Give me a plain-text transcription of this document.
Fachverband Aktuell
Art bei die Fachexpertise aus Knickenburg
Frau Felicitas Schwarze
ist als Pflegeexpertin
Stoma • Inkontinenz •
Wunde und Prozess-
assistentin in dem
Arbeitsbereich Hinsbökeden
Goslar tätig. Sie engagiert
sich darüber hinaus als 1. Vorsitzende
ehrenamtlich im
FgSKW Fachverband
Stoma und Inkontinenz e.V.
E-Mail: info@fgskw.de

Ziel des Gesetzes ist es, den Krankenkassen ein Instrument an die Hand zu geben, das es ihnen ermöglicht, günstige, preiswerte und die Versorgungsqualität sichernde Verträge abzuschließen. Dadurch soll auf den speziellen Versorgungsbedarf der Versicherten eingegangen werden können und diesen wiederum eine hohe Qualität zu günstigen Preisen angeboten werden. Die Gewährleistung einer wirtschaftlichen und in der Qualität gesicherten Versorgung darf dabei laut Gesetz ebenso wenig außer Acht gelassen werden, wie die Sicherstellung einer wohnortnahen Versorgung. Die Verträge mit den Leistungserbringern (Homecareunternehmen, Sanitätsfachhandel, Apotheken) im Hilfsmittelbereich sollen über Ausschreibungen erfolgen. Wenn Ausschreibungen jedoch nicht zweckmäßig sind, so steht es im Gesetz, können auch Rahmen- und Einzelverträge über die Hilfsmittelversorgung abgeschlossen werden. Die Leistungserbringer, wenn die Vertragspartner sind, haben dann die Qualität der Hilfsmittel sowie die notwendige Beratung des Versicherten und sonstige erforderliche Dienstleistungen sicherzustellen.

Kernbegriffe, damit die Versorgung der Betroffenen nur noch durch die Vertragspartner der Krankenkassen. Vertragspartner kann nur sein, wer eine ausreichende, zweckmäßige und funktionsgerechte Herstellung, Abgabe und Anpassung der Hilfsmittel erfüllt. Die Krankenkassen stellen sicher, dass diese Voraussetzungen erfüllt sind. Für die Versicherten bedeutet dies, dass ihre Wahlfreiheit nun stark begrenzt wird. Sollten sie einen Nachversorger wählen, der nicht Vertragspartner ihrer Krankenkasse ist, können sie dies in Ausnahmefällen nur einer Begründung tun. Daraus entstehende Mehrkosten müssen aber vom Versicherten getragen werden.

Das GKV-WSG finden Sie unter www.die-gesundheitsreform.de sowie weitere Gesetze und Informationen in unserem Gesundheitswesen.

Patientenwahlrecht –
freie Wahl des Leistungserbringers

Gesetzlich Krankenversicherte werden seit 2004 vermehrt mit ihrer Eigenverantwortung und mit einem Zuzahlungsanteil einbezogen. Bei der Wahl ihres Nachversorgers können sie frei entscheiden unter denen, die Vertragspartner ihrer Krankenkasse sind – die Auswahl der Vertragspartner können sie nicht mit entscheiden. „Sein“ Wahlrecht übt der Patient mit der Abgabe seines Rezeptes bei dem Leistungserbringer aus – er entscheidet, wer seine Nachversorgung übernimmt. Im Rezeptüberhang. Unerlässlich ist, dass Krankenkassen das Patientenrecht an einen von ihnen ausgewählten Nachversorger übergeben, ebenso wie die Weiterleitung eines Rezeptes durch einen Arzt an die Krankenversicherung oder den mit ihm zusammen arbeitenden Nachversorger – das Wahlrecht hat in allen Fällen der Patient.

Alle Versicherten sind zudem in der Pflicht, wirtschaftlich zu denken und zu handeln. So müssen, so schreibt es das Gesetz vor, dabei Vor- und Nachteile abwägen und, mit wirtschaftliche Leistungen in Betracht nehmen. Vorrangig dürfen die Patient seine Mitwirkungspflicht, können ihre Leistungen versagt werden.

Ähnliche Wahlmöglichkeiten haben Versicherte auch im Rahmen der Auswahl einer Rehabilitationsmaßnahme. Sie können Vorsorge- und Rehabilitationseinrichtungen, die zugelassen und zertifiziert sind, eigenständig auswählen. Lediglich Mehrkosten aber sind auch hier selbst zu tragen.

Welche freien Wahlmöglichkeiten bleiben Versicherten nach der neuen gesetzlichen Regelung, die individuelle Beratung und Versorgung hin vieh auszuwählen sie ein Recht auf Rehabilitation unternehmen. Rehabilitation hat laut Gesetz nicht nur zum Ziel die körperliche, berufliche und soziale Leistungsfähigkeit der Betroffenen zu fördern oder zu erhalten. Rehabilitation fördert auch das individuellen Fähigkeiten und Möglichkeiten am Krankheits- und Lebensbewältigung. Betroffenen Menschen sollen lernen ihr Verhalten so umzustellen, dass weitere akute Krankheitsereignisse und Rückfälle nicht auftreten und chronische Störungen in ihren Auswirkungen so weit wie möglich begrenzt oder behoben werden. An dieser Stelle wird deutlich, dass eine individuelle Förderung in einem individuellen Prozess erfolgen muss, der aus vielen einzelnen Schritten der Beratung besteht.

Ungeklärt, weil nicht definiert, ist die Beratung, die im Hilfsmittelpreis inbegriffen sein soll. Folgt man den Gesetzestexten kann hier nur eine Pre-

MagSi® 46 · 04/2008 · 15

□ □ □ □ □ □ □

* _TO DO_
Repeat every line of the records above exactly.

* _ANSWER BELOW_
Give me a plain-text transcription of this document.
Fachverband Aktuell
Art bei die Fachexpertise aus Knickenburg
Frau Felicitas Schwarze
ist als Pflegeexpertin
Stoma • Inkontinenz •
Wunde und Prozess-
assistentin in dem
Arbeitsbereich Hinsbökeden
Goslar tätig. Sie engagiert
sich darüber hinaus als 1. Vorsitzende
ehrenamtlich im
FgSKW Fachverband
Stoma und Inkontinenz e.V.
E-Mail: info@fgskw.de

Ziel des Gesetzes ist es, den Krankenkassen ein Instrument an die Hand zu geben, das es ihnen ermöglicht, günstige, preiswerte und die Versorgungsqualität sichernde Verträge abzuschließen. Dadurch soll auf den speziellen Versorgungsbedarf der Versicherten eingegangen werden können und diesen wiederum eine hohe Qualität zu günstigen Preisen angeboten werden. Die Gewährleistung einer wirtschaftlichen und in der Qualität gesicherten Versorgung darf dabei laut Gesetz ebenso wenig außer Acht gelassen werden, wie die Sicherstellung einer wohnortnahen Versorgung. Die Verträge mit den Leistungserbringern (Homecareunternehmen, Sanitätsfachhandel, Apotheken) im Hilfsmittelbereich sollen über Ausschreibungen erfolgen. Wenn Ausschreibungen jedoch nicht zweckmäßig sind, so steht es im Gesetz, können auch Rahmen- und Einzelverträge über die Hilfsmittelversorgung abgeschlossen werden. Die Leistungserbringer, wenn die Vertragspartner sind, haben dann die Qualität der Hilfsmittel sowie die notwendige Beratung des Versicherten und sonstige erforderliche Dienstleistungen sicherzustellen.

Kernbegriffe, damit die Versorgung der Betroffenen nur noch durch die Vertragspartner der Krankenkassen. Vertragspartner kann nur sein, wer eine ausreichende, zweckmäßige und funktionsgerechte Herstellung, Abgabe und Anpassung der Hilfsmittel erfüllt. Die Krankenkassen stellen sicher, dass diese Voraussetzungen erfüllt sind. Für die Versicherten bedeutet dies, dass ihre Wahlfreiheit nun stark begrenzt wird. Sollten sie einen Nachversorger wählen, der nicht Vertragspartner ihrer Krankenkasse ist, können sie dies in Ausnahmefällen nur einer Begründung tun. Daraus entstehende Mehrkosten müssen aber vom Versicherten getragen werden.

Das GKV-WSG finden Sie unter www.die-gesundheitsreform.de sowie weitere Gesetze und Informationen in unserem Gesundheitswesen.

Patientenwahlrecht –
freie Wahl des Leistungserbringers

Gesetzlich Krankenversicherte werden seit 2004 vermehrt mit ihrer Eigenverantwortung und mit einem Zuzahlungsanteil einbezogen. Bei der Wahl ihres Nachversorgers können sie frei entscheiden unter denen, die Vertragspartner ihrer Krankenkasse sind – die Auswahl der Vertragspartner können sie nicht mit entscheiden. „Sein“ Wahlrecht übt der Patient mit der Abgabe seines Rezeptes bei dem Leistungserbringer aus – er entscheidet, wer seine Nachversorgung übernimmt. Im Rezeptüberhang. Unerlässlich ist, dass Krankenkassen das Patientenrecht an einen von ihnen ausgewählten Nachversorger übergeben, ebenso wie die Weiterleitung eines Rezeptes durch einen Arzt an die Krankenversicherung oder den mit ihm zusammen arbeitenden Nachversorger – das Wahlrecht hat in allen Fällen der Patient.

Alle Versicherten sind zudem in der Pflicht, wirtschaftlich zu denken und zu handeln. So müssen, so schreibt es das Gesetz vor, dabei Vor- und Nachteile abwägen und, mit wirtschaftliche Leistungen in Betracht nehmen. Vorrangig dürfen die Patient seine Mitwirkungspflicht, können ihre Leistungen versagt werden.

Ähnliche Wahlmöglichkeiten haben Versicherte auch im Rahmen der Auswahl einer Rehabilitationsmaßnahme. Sie können Vorsorge- und Rehabilitationseinrichtungen, die zugelassen und zertifiziert sind, eigenständig auswählen. Lediglich Mehrkosten aber sind auch hier selbst zu tragen.

Welche freien Wahlmöglichkeiten bleiben Versicherten nach der neuen gesetzlichen Regelung, die individuelle Beratung und Versorgung hin vieh auszuwählen sie ein Recht auf Rehabilitation unternehmen. Rehabilitation hat laut Gesetz nicht nur zum Ziel die körperliche, berufliche und soziale Leistungsfähigkeit der Betroffenen zu fördern oder zu erhalten. Rehabilitation fördert auch das individuellen Fähigkeiten und Möglichkeiten am Krankheits- und Lebensbewältigung. Betroffenen Menschen sollen lernen ihr Verhalten so umzustellen, dass weitere akute Krankheitsereignisse und Rückfälle nicht auftreten und chronische Störungen in ihren Auswirkungen so weit wie möglich begrenzt oder behoben werden. An dieser Stelle wird deutlich, dass eine individuelle Förderung in einem individuellen Prozess erfolgen muss, der aus vielen einzelnen Schritten der Beratung besteht.

Ungeklärt, weil nicht definiert, ist die Beratung, die im Hilfsmittelpreis inbegriffen sein soll. Folgt man den Gesetzestexten kann hier nur eine Pre-

MagSi® 46 · 04/2008 · 15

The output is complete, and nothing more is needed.